Collected data entries:
----
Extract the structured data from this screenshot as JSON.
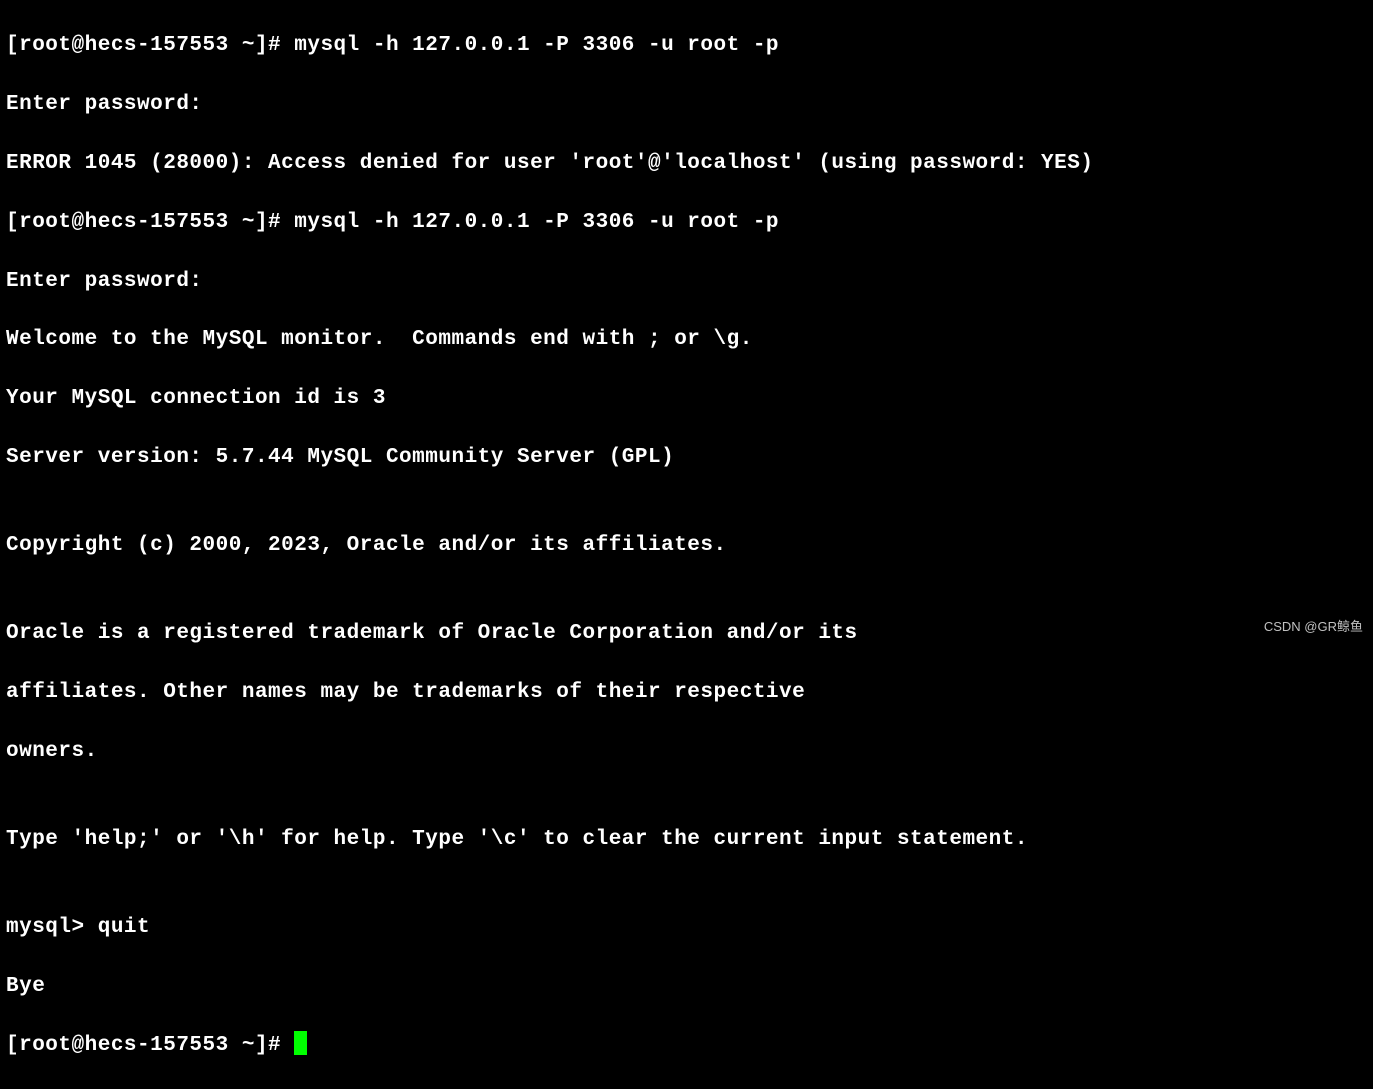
{
  "terminal": {
    "lines": [
      "[root@hecs-157553 ~]# mysql -h 127.0.0.1 -P 3306 -u root -p",
      "Enter password:",
      "ERROR 1045 (28000): Access denied for user 'root'@'localhost' (using password: YES)",
      "[root@hecs-157553 ~]# mysql -h 127.0.0.1 -P 3306 -u root -p",
      "Enter password:",
      "Welcome to the MySQL monitor.  Commands end with ; or \\g.",
      "Your MySQL connection id is 3",
      "Server version: 5.7.44 MySQL Community Server (GPL)",
      "",
      "Copyright (c) 2000, 2023, Oracle and/or its affiliates.",
      "",
      "Oracle is a registered trademark of Oracle Corporation and/or its",
      "affiliates. Other names may be trademarks of their respective",
      "owners.",
      "",
      "Type 'help;' or '\\h' for help. Type '\\c' to clear the current input statement.",
      "",
      "mysql> quit",
      "Bye"
    ],
    "final_prompt": "[root@hecs-157553 ~]# "
  },
  "watermark": "CSDN @GR鲸鱼"
}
----
Scan the data above; copy every line where "affiliates" appears.

      "Copyright (c) 2000, 2023, Oracle and/or its affiliates.",
      "affiliates. Other names may be trademarks of their respective",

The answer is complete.